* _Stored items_
_____

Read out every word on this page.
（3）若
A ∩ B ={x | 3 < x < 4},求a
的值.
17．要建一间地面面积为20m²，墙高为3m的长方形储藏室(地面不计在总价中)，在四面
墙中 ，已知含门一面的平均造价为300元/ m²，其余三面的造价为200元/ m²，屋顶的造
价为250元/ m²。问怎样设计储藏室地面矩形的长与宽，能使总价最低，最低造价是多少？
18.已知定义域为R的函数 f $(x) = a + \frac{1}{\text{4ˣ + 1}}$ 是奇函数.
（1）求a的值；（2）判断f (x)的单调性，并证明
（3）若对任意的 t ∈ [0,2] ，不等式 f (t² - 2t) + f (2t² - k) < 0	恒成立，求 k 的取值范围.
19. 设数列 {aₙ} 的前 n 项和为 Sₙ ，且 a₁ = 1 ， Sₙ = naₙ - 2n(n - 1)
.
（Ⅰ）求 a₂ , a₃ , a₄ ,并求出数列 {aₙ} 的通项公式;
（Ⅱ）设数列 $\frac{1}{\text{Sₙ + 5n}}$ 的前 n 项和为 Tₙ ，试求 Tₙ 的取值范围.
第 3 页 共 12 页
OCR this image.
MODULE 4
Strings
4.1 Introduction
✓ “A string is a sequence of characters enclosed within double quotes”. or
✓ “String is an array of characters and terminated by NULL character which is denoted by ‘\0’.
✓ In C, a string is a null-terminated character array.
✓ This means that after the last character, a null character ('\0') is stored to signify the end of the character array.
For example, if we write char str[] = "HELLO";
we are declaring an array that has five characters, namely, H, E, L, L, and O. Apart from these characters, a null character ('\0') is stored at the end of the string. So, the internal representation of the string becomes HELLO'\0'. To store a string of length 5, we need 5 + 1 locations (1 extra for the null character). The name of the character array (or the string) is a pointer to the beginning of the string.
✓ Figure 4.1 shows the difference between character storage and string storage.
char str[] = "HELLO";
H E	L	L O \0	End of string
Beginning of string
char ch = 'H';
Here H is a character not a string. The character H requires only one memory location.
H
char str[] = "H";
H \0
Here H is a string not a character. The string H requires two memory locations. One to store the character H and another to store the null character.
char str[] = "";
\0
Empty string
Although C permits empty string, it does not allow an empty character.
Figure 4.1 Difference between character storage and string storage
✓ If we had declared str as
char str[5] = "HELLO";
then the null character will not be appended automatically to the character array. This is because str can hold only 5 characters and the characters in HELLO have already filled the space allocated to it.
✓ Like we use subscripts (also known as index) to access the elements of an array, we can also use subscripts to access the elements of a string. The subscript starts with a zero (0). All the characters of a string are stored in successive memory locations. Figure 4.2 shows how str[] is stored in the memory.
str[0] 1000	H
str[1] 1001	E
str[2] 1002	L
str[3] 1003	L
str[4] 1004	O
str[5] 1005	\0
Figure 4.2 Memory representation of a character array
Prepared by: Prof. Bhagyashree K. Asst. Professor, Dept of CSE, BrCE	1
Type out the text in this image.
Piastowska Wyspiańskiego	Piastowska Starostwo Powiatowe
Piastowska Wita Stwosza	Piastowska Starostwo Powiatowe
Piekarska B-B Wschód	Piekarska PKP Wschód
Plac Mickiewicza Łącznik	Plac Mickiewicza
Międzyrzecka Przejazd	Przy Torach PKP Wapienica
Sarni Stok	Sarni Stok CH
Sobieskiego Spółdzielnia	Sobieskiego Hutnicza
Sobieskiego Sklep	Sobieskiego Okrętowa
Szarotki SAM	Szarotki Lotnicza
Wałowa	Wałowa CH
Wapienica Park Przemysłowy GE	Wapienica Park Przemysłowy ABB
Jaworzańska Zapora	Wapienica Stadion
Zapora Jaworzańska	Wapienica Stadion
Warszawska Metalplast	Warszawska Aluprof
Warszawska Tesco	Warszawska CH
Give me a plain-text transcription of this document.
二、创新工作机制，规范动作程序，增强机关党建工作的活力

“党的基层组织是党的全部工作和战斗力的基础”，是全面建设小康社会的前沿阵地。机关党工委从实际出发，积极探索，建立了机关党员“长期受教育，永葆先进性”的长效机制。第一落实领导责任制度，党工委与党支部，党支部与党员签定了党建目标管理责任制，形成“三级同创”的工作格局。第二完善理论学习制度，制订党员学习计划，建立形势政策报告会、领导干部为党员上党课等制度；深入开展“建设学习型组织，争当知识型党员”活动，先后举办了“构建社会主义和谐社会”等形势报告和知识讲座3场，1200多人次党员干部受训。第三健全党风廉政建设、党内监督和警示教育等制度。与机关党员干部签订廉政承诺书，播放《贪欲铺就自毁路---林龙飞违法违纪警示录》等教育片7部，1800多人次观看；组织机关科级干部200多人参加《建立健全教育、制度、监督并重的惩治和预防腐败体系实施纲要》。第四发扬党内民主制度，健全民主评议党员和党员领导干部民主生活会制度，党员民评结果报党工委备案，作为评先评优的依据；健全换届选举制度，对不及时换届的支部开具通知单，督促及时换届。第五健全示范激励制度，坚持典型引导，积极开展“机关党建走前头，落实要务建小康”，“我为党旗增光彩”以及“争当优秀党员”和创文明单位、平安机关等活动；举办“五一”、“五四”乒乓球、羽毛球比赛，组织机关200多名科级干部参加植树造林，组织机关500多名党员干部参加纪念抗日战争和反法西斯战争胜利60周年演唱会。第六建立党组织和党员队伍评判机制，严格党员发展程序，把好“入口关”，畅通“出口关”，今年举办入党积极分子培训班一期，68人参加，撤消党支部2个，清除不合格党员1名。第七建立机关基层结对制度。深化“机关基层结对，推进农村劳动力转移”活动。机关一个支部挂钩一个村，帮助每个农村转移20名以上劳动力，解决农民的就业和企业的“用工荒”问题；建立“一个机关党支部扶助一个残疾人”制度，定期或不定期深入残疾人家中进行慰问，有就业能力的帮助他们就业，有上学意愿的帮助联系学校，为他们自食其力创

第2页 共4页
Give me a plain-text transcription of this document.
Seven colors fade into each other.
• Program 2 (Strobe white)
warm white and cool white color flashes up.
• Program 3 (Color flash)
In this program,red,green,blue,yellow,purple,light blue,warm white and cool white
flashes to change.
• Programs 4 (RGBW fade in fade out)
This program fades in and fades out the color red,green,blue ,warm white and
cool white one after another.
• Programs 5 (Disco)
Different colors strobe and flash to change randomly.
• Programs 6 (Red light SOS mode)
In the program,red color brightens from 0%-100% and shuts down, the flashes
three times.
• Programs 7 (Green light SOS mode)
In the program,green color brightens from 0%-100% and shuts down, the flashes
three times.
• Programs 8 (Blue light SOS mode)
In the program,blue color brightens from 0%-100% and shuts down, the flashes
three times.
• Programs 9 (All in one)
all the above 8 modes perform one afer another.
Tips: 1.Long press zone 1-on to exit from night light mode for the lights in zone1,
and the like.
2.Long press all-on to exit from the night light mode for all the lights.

_____

* _INSTRUCTIONS TO FOLLOW_
Scan the listing above for the word "exit" and copy every line that holds it.

* _WORKED ANSWER_
Tips: 1.Long press zone 1-on to exit from night light mode for the lights in zone1,
2.Long press all-on to exit from the night light mode for all the lights.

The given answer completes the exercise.